== DESCRIPTION OF THE TASK ==
Below are some records; return each one exactly.

Start TASK INPUT

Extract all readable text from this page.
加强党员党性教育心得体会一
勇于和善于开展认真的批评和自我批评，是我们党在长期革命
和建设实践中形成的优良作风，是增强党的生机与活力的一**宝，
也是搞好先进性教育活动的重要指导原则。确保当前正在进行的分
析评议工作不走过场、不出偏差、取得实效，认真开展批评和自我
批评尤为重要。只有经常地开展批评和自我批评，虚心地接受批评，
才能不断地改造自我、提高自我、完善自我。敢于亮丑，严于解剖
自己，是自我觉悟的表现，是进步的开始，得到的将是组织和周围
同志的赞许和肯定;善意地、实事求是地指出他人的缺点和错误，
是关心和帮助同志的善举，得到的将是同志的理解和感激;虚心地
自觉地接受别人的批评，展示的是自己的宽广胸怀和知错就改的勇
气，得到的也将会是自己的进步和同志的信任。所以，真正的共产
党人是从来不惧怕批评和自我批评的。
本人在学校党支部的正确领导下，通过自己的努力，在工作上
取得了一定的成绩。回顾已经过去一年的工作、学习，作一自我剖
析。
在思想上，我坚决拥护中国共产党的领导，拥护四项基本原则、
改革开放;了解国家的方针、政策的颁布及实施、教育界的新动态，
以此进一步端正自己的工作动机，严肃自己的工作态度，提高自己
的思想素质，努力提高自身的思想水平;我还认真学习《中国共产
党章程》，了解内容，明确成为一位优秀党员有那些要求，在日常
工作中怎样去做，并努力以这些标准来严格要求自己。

End TASK INPUT

== ANSWER ==
Extract all readable text from this page.
加强党员党性教育心得体会一
勇于和善于开展认真的批评和自我批评，是我们党在长期革命
和建设实践中形成的优良作风，是增强党的生机与活力的一**宝，
也是搞好先进性教育活动的重要指导原则。确保当前正在进行的分
析评议工作不走过场、不出偏差、取得实效，认真开展批评和自我
批评尤为重要。只有经常地开展批评和自我批评，虚心地接受批评，
才能不断地改造自我、提高自我、完善自我。敢于亮丑，严于解剖
自己，是自我觉悟的表现，是进步的开始，得到的将是组织和周围
同志的赞许和肯定;善意地、实事求是地指出他人的缺点和错误，
是关心和帮助同志的善举，得到的将是同志的理解和感激;虚心地
自觉地接受别人的批评，展示的是自己的宽广胸怀和知错就改的勇
气，得到的也将会是自己的进步和同志的信任。所以，真正的共产
党人是从来不惧怕批评和自我批评的。
本人在学校党支部的正确领导下，通过自己的努力，在工作上
取得了一定的成绩。回顾已经过去一年的工作、学习，作一自我剖
析。
在思想上，我坚决拥护中国共产党的领导，拥护四项基本原则、
改革开放;了解国家的方针、政策的颁布及实施、教育界的新动态，
以此进一步端正自己的工作动机，严肃自己的工作态度，提高自己
的思想素质，努力提高自身的思想水平;我还认真学习《中国共产
党章程》，了解内容，明确成为一位优秀党员有那些要求，在日常
工作中怎样去做，并努力以这些标准来严格要求自己。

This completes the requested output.